— WORK TO BE COMPLETED —
From the listing below, pull out the lines that hold "text".

— RECORDED DATA —
:::
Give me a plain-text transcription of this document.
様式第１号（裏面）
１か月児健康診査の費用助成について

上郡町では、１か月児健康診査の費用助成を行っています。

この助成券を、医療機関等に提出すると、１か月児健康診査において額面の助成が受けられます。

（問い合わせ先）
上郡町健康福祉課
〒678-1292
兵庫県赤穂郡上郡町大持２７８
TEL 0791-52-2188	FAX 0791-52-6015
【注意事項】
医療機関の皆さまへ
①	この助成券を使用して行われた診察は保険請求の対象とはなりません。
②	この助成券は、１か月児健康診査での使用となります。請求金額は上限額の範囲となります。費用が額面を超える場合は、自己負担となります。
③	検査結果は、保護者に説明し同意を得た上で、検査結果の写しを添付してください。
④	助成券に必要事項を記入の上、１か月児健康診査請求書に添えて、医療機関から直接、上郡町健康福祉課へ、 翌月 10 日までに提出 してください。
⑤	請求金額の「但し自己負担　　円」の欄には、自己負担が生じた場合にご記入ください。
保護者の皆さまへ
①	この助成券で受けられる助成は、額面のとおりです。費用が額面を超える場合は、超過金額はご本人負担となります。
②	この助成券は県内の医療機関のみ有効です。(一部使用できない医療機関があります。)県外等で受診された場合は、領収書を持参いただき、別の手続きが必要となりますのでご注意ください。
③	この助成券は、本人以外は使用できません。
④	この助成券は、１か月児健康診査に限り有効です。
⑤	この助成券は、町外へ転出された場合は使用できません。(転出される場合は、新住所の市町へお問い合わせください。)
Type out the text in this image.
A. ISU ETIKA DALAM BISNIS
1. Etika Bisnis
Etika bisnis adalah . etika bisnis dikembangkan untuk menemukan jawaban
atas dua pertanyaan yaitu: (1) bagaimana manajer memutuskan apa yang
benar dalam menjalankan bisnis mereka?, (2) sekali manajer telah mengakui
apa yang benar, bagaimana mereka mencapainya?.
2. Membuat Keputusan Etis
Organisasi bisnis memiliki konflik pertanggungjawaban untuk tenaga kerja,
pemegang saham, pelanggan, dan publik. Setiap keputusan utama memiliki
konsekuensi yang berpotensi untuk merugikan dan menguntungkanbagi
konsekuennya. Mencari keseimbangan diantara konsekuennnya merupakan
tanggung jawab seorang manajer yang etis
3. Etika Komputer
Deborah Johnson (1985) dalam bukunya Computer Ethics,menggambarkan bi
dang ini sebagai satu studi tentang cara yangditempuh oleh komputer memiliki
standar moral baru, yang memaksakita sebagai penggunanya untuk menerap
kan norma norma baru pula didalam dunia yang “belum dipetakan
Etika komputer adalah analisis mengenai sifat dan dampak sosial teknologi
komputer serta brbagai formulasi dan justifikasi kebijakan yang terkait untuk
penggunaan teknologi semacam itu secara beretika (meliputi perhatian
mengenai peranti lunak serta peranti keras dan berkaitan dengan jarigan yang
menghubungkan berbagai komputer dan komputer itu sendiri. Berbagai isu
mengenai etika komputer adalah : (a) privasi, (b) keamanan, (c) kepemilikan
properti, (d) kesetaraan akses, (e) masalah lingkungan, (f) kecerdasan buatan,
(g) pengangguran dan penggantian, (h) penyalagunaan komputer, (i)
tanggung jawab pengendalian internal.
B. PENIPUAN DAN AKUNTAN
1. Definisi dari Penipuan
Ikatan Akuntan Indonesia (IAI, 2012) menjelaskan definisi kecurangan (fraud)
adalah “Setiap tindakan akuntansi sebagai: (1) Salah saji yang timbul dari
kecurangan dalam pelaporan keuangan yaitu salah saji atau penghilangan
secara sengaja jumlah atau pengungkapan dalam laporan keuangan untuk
:::
— TASK ANSWER —
Give me a plain-text transcription of this document.
Type out the text in this image.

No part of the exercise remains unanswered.